QUOTED TEXT =

LinuxQuestions.org

LinuxQuestions.org (/questions/)
-   Linux - Newbie (https://www.linuxquestions.org/questions/linux-newbie-8/)
-   -   using sed to extrac data from xml tags and make the result displayed in one line (https://www.linuxquestions.org/questions/linux-newbie-8/using-sed-to-extrac-data-from-xml-tags-and-make-the-result-displayed-in-one-line-875777/)

pikcolo 04-18-2011 10:42 PM

using sed to extrac data from xml tags and make the result displayed in one line
 
I have an xml file that is similar to this.
Suppose that this file name is Example.

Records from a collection
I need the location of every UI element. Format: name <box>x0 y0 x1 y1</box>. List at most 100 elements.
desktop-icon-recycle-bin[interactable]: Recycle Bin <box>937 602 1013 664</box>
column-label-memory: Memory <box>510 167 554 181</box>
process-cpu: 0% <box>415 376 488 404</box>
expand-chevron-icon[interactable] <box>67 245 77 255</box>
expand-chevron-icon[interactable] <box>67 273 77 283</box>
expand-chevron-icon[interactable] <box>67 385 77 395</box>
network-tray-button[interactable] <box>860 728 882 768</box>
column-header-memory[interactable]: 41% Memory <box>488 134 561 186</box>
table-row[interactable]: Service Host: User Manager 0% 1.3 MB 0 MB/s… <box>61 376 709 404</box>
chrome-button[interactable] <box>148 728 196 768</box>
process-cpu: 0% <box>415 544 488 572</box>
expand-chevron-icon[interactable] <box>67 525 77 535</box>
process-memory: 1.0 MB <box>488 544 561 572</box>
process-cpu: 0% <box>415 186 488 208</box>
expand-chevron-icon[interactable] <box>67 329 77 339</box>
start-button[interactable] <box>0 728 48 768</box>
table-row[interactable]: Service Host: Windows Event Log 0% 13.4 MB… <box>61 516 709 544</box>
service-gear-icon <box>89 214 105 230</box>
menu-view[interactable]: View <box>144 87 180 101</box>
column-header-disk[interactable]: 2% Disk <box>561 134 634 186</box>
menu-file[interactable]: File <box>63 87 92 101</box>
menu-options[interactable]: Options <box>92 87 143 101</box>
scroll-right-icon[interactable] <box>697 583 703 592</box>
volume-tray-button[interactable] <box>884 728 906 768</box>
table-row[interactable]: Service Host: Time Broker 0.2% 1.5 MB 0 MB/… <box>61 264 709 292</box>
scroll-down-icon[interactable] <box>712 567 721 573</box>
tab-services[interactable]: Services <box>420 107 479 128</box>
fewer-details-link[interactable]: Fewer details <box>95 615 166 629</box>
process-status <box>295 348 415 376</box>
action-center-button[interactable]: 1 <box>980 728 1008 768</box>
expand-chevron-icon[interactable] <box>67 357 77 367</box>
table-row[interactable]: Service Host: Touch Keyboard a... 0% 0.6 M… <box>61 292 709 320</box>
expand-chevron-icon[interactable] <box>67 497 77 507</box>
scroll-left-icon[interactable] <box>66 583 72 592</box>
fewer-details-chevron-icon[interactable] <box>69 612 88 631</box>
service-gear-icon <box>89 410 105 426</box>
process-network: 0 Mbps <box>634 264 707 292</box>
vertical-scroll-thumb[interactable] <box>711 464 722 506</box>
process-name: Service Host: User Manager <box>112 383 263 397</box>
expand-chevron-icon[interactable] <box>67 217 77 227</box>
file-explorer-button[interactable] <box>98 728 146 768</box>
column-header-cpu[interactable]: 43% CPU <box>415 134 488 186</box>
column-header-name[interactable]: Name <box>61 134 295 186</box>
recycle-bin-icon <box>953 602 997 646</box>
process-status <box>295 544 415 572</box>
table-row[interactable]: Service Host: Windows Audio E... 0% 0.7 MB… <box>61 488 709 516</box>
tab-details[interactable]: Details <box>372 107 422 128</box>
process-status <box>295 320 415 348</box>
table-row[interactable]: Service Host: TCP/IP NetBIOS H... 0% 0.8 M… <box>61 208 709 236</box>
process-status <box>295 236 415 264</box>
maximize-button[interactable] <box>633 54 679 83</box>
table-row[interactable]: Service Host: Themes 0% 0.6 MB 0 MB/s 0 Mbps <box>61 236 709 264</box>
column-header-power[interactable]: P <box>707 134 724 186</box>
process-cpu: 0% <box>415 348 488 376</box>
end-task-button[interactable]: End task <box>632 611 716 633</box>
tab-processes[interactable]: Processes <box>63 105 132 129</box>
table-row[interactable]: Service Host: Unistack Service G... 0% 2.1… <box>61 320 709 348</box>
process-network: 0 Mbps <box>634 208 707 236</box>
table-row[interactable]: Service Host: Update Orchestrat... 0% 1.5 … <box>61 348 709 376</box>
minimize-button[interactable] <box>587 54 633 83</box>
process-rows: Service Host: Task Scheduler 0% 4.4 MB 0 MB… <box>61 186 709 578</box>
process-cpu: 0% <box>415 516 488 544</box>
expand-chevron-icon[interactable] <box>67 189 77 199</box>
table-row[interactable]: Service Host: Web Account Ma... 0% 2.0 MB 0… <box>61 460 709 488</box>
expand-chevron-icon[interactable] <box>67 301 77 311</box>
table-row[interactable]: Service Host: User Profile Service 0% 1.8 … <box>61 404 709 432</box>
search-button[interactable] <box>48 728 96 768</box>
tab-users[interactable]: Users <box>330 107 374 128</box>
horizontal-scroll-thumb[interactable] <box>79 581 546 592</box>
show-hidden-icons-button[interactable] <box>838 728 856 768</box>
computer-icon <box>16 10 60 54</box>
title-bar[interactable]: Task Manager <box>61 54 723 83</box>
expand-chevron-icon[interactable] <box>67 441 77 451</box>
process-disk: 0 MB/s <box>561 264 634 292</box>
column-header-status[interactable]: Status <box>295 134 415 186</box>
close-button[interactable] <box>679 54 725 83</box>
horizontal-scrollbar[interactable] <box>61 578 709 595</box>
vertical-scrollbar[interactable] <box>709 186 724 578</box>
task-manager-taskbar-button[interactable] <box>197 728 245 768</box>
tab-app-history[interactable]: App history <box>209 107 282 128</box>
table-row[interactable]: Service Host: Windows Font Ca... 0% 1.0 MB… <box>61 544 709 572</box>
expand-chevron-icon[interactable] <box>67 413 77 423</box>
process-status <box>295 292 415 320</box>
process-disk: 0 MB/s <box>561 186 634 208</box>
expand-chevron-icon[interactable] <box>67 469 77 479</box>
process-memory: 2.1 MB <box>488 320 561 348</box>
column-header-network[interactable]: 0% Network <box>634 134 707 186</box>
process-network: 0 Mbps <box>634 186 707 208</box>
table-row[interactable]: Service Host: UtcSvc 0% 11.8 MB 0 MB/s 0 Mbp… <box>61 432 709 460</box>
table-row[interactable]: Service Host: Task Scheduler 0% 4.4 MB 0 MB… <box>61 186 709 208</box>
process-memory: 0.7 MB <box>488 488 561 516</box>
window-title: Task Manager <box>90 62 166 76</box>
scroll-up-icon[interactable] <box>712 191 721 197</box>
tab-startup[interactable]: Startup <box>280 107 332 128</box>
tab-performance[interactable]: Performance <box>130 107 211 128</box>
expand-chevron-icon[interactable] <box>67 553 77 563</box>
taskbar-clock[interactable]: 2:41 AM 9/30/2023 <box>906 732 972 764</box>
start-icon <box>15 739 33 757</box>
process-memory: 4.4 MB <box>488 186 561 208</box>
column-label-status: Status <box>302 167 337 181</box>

PARTS OF THE EXERCISE =
- A) Do the following statements agree with the forum thread? Answer yes or no for each one and quote the words from the thread that decide it. (i) The poster wants the result shown on a single line. (ii) The file the poster describes is a JSON file. (iii) The poster asks readers to treat the file's name as Example.
- B) Duplicate the forum thread between "LinuxQuestions.org (/questions/)" and "name is Example.", inclusive.
- C) Pick up the forum thread about using sed on xml tags from where it stops.

ANSWERS GIVEN =
- A)
(i) Yes: "make the result displayed in one line"
(ii) No: "I have an xml file that is similar to this."
(iii) Yes: "Suppose that this file name is Example."

- B)
LinuxQuestions.org (/questions/)
-   Linux - Newbie (https://www.linuxquestions.org/questions/linux-newbie-8/)
-   -   using sed to extrac data from xml tags and make the result displayed in one line (https://www.linuxquestions.org/questions/linux-newbie-8/using-sed-to-extrac-data-from-xml-tags-and-make-the-result-displayed-in-one-line-875777/)

pikcolo 04-18-2011 10:42 PM

using sed to extrac data from xml tags and make the result displayed in one line
 
I have an xml file that is similar to this.
Suppose that this file name is Example.

- C)
<PMID>10605436</PMID>
<Year>2000</Year>
<ArticleTitle>Steroids</ArticleTitle>
<MedlinePgn>255-60</MedlinePgn>
<AbstractText>Steroids Abstracts </AbstractText>
<PMID>10605437</PMID>
<Year>2001</Year>
<ArticleTitle>Hormone</ArticleTitle>
<MedlinePgn>123-34</MedlinePgn>
<AbstractText>Hormones Abstracts</AbstractText>

I used
sed -n -e 's/.*<PMID>\(.*\)<\/PMID>.*/\1/p'
-e 's/.*<ArticleTitle>\(.*\)<\/ArticleTitle>.*/\1/p'
-e 's/.*<AbstractText>\(.*\)<\/AbstractText>.*/\1/p'
Example

I get the output
10605436
Steroids
Steroids Abstracts
10605437
Hormone
Hormones Abstracts


How do I modify my sed command so that it prints my needed information in one line, i.e.
10605436 Steroids Steroids Abstracts
10605437 Hormone Hormones Abstracts

Tinkster 04-18-2011 11:59 PM

Hi, welcome to LQ!

And because I know awk better than sed ... ;}

Code:

awk '{payload=gensub(/[^>]+>([^<]+).*/, "\\1", "1")}/PMID|ArticleTitle/{printf "%s\t",payload}/AbstractText/{printf "%s\n",payload}'


Cheers,
Tink

grail 04-19-2011 12:51 AM

Or maybe:
Code:

awk -F"[><]" '/PMID|ArticleTitle|AbstractText/{ORS=/AbstractText/?"\n":" ";print $3}' file

Kenhelm 04-19-2011 07:02 PM

Using GNU sed.
The h and H commands build the output in the hold space.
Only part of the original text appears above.